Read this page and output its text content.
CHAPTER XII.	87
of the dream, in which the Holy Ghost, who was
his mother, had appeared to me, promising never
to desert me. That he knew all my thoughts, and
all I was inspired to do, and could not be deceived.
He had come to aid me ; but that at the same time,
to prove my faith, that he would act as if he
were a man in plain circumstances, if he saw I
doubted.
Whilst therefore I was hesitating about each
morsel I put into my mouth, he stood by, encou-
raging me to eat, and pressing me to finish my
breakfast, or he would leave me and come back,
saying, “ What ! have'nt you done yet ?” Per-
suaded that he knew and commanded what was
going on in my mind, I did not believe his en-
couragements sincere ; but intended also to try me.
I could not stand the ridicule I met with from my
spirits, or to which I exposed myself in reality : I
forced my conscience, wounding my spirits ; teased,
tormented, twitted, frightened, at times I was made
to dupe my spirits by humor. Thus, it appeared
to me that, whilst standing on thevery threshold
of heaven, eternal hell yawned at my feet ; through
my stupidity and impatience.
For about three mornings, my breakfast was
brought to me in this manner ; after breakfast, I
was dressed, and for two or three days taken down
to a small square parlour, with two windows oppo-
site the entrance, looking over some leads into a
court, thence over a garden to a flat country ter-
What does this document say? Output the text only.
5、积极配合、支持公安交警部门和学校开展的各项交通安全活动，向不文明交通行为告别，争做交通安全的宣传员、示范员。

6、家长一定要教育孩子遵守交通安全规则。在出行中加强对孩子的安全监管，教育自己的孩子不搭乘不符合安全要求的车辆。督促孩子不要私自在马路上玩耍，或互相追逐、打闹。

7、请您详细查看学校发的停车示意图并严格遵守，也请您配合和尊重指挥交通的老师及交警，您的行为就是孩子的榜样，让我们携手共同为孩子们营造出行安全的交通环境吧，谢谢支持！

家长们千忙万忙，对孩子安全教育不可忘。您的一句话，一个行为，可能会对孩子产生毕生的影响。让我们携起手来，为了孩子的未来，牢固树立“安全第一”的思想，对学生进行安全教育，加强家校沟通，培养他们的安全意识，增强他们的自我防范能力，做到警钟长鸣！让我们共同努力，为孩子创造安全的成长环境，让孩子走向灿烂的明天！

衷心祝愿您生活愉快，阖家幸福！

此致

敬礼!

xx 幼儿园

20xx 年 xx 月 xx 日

☆ ☆ ☆ ☆ ☆

• **REQUIRED WORK**
Every entry should be printed again exactly as it stands.

• **EXERCISE RESULT**
Read this page and output its text content.
CHAPTER XII.	87
of the dream, in which the Holy Ghost, who was
his mother, had appeared to me, promising never
to desert me. That he knew all my thoughts, and
all I was inspired to do, and could not be deceived.
He had come to aid me ; but that at the same time,
to prove my faith, that he would act as if he
were a man in plain circumstances, if he saw I
doubted.
Whilst therefore I was hesitating about each
morsel I put into my mouth, he stood by, encou-
raging me to eat, and pressing me to finish my
breakfast, or he would leave me and come back,
saying, “ What ! have'nt you done yet ?” Per-
suaded that he knew and commanded what was
going on in my mind, I did not believe his en-
couragements sincere ; but intended also to try me.
I could not stand the ridicule I met with from my
spirits, or to which I exposed myself in reality : I
forced my conscience, wounding my spirits ; teased,
tormented, twitted, frightened, at times I was made
to dupe my spirits by humor. Thus, it appeared
to me that, whilst standing on thevery threshold
of heaven, eternal hell yawned at my feet ; through
my stupidity and impatience.
For about three mornings, my breakfast was
brought to me in this manner ; after breakfast, I
was dressed, and for two or three days taken down
to a small square parlour, with two windows oppo-
site the entrance, looking over some leads into a
court, thence over a garden to a flat country ter-
What does this document say? Output the text only.
5、积极配合、支持公安交警部门和学校开展的各项交通安全活动，向不文明交通行为告别，争做交通安全的宣传员、示范员。

6、家长一定要教育孩子遵守交通安全规则。在出行中加强对孩子的安全监管，教育自己的孩子不搭乘不符合安全要求的车辆。督促孩子不要私自在马路上玩耍，或互相追逐、打闹。

7、请您详细查看学校发的停车示意图并严格遵守，也请您配合和尊重指挥交通的老师及交警，您的行为就是孩子的榜样，让我们携手共同为孩子们营造出行安全的交通环境吧，谢谢支持！

家长们千忙万忙，对孩子安全教育不可忘。您的一句话，一个行为，可能会对孩子产生毕生的影响。让我们携起手来，为了孩子的未来，牢固树立“安全第一”的思想，对学生进行安全教育，加强家校沟通，培养他们的安全意识，增强他们的自我防范能力，做到警钟长鸣！让我们共同努力，为孩子创造安全的成长环境，让孩子走向灿烂的明天！

衷心祝愿您生活愉快，阖家幸福！

此致

敬礼!

xx 幼儿园

20xx 年 xx 月 xx 日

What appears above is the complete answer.